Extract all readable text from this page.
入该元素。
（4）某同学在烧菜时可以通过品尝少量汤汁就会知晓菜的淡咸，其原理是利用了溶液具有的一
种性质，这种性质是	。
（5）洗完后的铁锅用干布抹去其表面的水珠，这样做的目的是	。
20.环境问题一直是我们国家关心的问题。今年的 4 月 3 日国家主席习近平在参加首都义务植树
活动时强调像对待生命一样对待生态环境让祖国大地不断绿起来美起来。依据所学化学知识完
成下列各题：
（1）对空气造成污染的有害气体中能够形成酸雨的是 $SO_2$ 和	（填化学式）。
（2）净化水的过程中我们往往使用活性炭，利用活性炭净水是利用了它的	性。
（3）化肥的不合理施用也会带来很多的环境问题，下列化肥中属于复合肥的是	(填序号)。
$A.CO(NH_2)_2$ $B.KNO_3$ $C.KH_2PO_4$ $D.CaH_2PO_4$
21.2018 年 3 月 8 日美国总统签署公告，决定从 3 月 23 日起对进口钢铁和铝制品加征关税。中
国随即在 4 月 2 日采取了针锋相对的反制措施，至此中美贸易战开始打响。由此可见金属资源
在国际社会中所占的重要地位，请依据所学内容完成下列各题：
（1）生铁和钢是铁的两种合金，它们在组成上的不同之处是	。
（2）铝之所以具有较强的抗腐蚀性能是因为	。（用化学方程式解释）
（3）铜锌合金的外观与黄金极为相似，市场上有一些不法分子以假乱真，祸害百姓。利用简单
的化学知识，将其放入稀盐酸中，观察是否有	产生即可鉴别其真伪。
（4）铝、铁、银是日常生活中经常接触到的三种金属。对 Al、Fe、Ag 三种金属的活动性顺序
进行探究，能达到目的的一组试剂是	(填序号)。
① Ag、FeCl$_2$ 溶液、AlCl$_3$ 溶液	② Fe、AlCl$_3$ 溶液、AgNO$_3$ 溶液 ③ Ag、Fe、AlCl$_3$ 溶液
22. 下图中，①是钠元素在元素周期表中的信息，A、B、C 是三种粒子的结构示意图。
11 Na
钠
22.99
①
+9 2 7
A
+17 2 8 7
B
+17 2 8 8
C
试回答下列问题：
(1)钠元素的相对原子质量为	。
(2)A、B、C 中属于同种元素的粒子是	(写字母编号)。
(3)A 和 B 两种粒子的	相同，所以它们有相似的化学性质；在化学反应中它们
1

★ ★ ★ ★ ★ ★ ★

(Aim of the task):
Return each line of the data exactly as written above.

(In response):
Extract all readable text from this page.
入该元素。
（4）某同学在烧菜时可以通过品尝少量汤汁就会知晓菜的淡咸，其原理是利用了溶液具有的一
种性质，这种性质是	。
（5）洗完后的铁锅用干布抹去其表面的水珠，这样做的目的是	。
20.环境问题一直是我们国家关心的问题。今年的 4 月 3 日国家主席习近平在参加首都义务植树
活动时强调像对待生命一样对待生态环境让祖国大地不断绿起来美起来。依据所学化学知识完
成下列各题：
（1）对空气造成污染的有害气体中能够形成酸雨的是 $SO_2$ 和	（填化学式）。
（2）净化水的过程中我们往往使用活性炭，利用活性炭净水是利用了它的	性。
（3）化肥的不合理施用也会带来很多的环境问题，下列化肥中属于复合肥的是	(填序号)。
$A.CO(NH_2)_2$ $B.KNO_3$ $C.KH_2PO_4$ $D.CaH_2PO_4$
21.2018 年 3 月 8 日美国总统签署公告，决定从 3 月 23 日起对进口钢铁和铝制品加征关税。中
国随即在 4 月 2 日采取了针锋相对的反制措施，至此中美贸易战开始打响。由此可见金属资源
在国际社会中所占的重要地位，请依据所学内容完成下列各题：
（1）生铁和钢是铁的两种合金，它们在组成上的不同之处是	。
（2）铝之所以具有较强的抗腐蚀性能是因为	。（用化学方程式解释）
（3）铜锌合金的外观与黄金极为相似，市场上有一些不法分子以假乱真，祸害百姓。利用简单
的化学知识，将其放入稀盐酸中，观察是否有	产生即可鉴别其真伪。
（4）铝、铁、银是日常生活中经常接触到的三种金属。对 Al、Fe、Ag 三种金属的活动性顺序
进行探究，能达到目的的一组试剂是	(填序号)。
① Ag、FeCl$_2$ 溶液、AlCl$_3$ 溶液	② Fe、AlCl$_3$ 溶液、AgNO$_3$ 溶液 ③ Ag、Fe、AlCl$_3$ 溶液
22. 下图中，①是钠元素在元素周期表中的信息，A、B、C 是三种粒子的结构示意图。
11 Na
钠
22.99
①
+9 2 7
A
+17 2 8 7
B
+17 2 8 8
C
试回答下列问题：
(1)钠元素的相对原子质量为	。
(2)A、B、C 中属于同种元素的粒子是	(写字母编号)。
(3)A 和 B 两种粒子的	相同，所以它们有相似的化学性质；在化学反应中它们
1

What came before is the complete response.